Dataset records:
#####
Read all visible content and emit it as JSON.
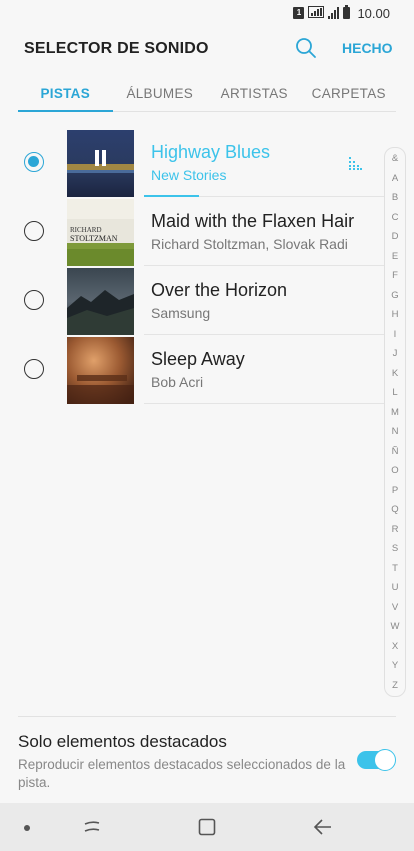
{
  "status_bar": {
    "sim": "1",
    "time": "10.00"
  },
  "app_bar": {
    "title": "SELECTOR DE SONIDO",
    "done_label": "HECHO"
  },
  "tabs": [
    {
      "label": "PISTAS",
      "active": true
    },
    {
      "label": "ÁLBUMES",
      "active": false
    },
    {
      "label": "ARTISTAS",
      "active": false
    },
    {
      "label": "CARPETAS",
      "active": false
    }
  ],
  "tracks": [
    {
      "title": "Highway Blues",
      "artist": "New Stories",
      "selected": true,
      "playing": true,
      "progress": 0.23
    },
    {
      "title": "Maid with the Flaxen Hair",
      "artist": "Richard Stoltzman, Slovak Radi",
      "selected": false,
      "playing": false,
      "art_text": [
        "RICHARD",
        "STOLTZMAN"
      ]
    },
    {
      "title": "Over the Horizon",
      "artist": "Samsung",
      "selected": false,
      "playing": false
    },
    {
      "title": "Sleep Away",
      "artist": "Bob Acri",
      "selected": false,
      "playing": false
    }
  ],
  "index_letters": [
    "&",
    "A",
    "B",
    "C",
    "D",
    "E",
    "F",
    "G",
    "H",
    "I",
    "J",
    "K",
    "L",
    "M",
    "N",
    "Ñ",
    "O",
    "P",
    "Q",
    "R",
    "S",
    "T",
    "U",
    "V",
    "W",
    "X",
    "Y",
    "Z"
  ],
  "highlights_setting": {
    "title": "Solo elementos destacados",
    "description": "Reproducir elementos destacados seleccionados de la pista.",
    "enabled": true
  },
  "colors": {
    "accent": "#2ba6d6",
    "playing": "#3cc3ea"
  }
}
#####
● What the task requires
Locate all lines in the listing above with the word "title" and copy them.

● Answer to this task
    "title": "SELECTOR DE SONIDO",
      "title": "Highway Blues",
      "title": "Maid with the Flaxen Hair",
      "title": "Over the Horizon",
      "title": "Sleep Away",
    "title": "Solo elementos destacados",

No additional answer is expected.